| EXERCISE BRIEF |
Leave out the pictures and copy the remaining records exactly.

[Data tied to figure images]
★ ★ ★

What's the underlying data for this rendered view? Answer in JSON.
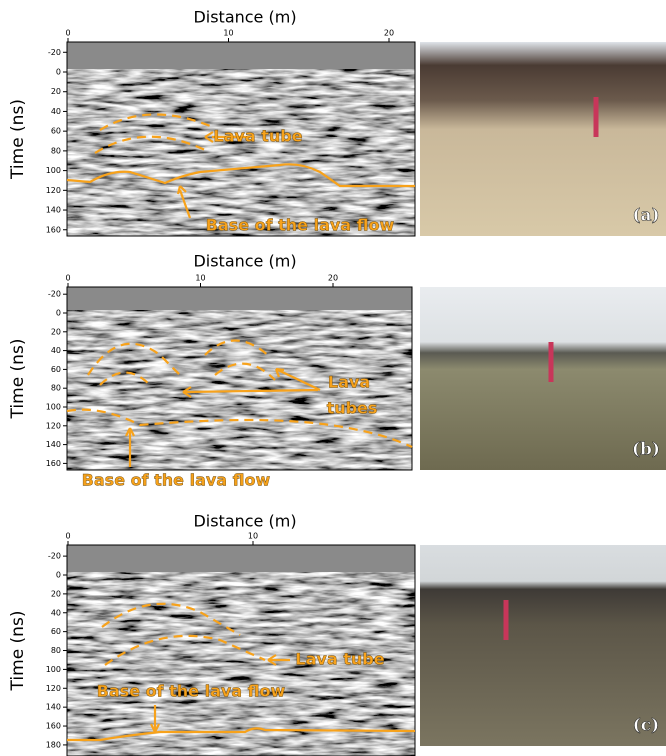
{
  "panels": [
    {
      "x_label": "Distance (m)",
      "y_label": "Time (ns)",
      "xticks": [
        0,
        10,
        20
      ],
      "yticks": [
        -20,
        0,
        20,
        40,
        60,
        80,
        100,
        120,
        140,
        160
      ],
      "annotations": [
        "Lava tube",
        "Base of the lava flow"
      ],
      "photo_label": "(a)"
    },
    {
      "x_label": "Distance (m)",
      "y_label": "Time (ns)",
      "xticks": [
        0,
        10,
        20
      ],
      "yticks": [
        -20,
        0,
        20,
        40,
        60,
        80,
        100,
        120,
        140,
        160
      ],
      "annotations": [
        "Lava",
        "tubes",
        "Base of the lava flow"
      ],
      "photo_label": "(b)"
    },
    {
      "x_label": "Distance (m)",
      "y_label": "Time (ns)",
      "xticks": [
        0,
        10
      ],
      "yticks": [
        -20,
        0,
        20,
        40,
        60,
        80,
        100,
        120,
        140,
        160,
        180
      ],
      "annotations": [
        "Lava tube",
        "Base of the lava flow"
      ],
      "photo_label": "(c)"
    }
  ]
}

★ ★ ★

| FINAL RESULT |
What's the underlying data for this rendered view? Answer in JSON.
{
  "panels": [
    {
      "x_label": "Distance (m)",
      "y_label": "Time (ns)",
      "xticks": [
        0,
        10,
        20
      ],
      "yticks": [
        -20,
        0,
        20,
        40,
        60,
        80,
        100,
        120,
        140,
        160
      ],
      "annotations": [
        "Lava tube",
        "Base of the lava flow"
      ],
      "photo_label": "(a)"
    },
    {
      "x_label": "Distance (m)",
      "y_label": "Time (ns)",
      "xticks": [
        0,
        10,
        20
      ],
      "yticks": [
        -20,
        0,
        20,
        40,
        60,
        80,
        100,
        120,
        140,
        160
      ],
      "annotations": [
        "Lava",
        "tubes",
        "Base of the lava flow"
      ],
      "photo_label": "(b)"
    },
    {
      "x_label": "Distance (m)",
      "y_label": "Time (ns)",
      "xticks": [
        0,
        10
      ],
      "yticks": [
        -20,
        0,
        20,
        40,
        60,
        80,
        100,
        120,
        140,
        160,
        180
      ],
      "annotations": [
        "Lava tube",
        "Base of the lava flow"
      ],
      "photo_label": "(c)"
    }
  ]
}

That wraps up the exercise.